Stored data entries:
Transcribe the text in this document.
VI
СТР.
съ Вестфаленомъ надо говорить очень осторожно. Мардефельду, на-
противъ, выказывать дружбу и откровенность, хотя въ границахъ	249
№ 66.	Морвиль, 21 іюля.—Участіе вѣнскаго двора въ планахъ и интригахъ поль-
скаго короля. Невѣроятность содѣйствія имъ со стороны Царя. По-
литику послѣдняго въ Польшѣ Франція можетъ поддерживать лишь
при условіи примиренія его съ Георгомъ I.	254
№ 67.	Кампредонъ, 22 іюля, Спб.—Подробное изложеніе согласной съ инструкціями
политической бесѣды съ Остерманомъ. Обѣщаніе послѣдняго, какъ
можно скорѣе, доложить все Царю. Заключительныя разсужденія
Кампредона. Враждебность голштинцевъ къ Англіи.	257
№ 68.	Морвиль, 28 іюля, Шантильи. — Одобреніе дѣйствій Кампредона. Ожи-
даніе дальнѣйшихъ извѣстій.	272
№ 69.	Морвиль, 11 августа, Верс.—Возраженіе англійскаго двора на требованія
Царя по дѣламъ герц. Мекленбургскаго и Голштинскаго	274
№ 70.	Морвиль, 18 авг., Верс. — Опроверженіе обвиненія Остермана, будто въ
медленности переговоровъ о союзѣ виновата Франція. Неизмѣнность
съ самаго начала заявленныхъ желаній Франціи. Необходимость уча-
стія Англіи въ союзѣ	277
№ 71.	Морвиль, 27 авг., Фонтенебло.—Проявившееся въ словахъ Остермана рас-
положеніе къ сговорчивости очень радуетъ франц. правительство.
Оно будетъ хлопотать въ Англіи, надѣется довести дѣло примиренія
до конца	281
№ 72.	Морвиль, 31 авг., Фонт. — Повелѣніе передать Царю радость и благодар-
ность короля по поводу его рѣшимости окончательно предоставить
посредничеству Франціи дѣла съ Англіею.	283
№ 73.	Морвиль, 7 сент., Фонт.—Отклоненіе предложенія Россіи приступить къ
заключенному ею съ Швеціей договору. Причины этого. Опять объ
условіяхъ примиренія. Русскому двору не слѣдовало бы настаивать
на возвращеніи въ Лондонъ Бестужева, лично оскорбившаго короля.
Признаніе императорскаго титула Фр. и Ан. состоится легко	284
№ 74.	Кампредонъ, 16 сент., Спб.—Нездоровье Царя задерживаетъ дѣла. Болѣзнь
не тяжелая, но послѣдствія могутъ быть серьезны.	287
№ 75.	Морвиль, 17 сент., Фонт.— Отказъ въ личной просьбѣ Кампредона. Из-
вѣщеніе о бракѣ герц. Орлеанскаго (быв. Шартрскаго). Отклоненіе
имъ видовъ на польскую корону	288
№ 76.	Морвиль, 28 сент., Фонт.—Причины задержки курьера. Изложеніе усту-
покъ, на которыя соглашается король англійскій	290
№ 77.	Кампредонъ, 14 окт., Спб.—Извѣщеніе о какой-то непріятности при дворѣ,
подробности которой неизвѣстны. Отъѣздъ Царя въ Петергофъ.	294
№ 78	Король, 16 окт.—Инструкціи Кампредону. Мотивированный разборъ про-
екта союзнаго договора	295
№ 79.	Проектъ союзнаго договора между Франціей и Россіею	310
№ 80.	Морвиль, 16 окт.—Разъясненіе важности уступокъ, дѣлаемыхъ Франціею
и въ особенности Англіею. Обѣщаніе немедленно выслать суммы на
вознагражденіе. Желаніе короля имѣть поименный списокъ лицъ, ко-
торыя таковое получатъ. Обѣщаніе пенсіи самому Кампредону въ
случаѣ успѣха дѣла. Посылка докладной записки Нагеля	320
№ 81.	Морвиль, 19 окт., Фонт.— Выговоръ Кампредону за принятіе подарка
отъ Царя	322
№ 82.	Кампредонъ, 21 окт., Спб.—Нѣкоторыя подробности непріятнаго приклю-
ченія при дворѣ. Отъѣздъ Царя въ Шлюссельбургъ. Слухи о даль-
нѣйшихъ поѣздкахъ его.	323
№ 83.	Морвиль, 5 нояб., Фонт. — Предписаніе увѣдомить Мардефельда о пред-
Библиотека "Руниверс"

WHAT THIS TASK INVOLVES.
Count every line bearing the word "Царю"; report the total only.

RESULT OF THE TASK.
2